-- Start --
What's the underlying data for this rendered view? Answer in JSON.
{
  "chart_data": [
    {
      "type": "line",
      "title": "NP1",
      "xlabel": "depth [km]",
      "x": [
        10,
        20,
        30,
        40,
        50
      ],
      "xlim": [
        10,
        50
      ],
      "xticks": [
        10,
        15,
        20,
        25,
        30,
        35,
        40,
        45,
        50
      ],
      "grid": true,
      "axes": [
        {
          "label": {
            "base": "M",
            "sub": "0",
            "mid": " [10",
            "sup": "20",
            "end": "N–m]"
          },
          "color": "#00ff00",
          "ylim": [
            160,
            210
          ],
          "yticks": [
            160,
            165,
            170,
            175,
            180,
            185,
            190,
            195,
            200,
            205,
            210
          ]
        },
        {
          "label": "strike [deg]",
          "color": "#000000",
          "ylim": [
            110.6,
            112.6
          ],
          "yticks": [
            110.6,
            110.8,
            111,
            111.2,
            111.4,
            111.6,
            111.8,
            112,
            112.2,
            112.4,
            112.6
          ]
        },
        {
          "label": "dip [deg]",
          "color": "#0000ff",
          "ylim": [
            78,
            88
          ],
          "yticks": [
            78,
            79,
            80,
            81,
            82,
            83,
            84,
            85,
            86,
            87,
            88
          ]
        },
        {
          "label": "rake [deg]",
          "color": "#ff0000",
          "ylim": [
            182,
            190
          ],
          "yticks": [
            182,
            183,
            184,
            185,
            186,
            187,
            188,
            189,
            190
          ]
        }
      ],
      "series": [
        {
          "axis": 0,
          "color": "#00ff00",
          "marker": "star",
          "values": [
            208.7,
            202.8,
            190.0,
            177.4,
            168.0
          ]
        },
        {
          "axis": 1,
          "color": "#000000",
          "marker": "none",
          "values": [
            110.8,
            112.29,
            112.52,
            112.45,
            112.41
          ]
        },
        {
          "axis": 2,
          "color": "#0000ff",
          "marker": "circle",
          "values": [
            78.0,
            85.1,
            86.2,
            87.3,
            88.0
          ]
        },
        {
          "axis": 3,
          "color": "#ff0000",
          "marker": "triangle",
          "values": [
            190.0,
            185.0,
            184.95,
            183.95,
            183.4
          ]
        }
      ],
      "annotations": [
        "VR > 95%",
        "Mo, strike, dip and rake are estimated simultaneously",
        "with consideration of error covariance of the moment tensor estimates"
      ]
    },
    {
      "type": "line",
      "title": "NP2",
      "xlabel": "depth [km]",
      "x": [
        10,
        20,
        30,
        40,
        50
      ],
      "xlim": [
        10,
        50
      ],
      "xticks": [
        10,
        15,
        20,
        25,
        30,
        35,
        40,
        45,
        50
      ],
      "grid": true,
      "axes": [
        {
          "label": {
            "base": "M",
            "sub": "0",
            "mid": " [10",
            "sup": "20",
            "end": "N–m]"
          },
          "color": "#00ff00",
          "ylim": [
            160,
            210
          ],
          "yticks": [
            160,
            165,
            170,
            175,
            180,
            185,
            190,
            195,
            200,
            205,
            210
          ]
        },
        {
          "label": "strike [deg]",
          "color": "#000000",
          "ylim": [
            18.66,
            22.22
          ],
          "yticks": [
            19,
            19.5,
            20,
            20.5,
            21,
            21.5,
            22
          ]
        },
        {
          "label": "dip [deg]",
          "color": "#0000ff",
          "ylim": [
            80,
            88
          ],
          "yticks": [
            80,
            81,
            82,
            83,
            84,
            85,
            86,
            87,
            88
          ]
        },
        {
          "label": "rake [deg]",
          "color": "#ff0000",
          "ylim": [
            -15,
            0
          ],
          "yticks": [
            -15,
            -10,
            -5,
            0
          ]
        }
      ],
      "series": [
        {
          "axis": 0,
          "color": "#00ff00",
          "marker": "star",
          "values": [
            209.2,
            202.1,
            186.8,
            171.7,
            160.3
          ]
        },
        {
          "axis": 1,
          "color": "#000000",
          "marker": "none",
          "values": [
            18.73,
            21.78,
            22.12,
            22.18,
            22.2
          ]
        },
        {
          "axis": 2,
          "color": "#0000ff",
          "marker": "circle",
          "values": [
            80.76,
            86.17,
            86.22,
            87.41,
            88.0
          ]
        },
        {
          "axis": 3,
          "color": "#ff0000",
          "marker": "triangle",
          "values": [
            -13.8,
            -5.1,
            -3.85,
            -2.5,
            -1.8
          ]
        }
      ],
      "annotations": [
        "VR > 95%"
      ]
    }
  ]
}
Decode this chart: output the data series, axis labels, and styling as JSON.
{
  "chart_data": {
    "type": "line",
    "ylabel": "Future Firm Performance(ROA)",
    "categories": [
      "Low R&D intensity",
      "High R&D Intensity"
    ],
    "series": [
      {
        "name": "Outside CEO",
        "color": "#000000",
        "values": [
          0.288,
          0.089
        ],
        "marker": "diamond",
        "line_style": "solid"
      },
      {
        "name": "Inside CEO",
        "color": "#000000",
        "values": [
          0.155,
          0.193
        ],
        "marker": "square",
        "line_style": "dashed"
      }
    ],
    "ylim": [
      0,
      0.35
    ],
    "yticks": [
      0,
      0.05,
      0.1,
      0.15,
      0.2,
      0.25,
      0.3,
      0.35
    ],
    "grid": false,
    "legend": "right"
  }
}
-- End --
## YOUR OBJECTIVE
Report the number of lines that include the string "this"; return nothing but the count.

## RESULT
2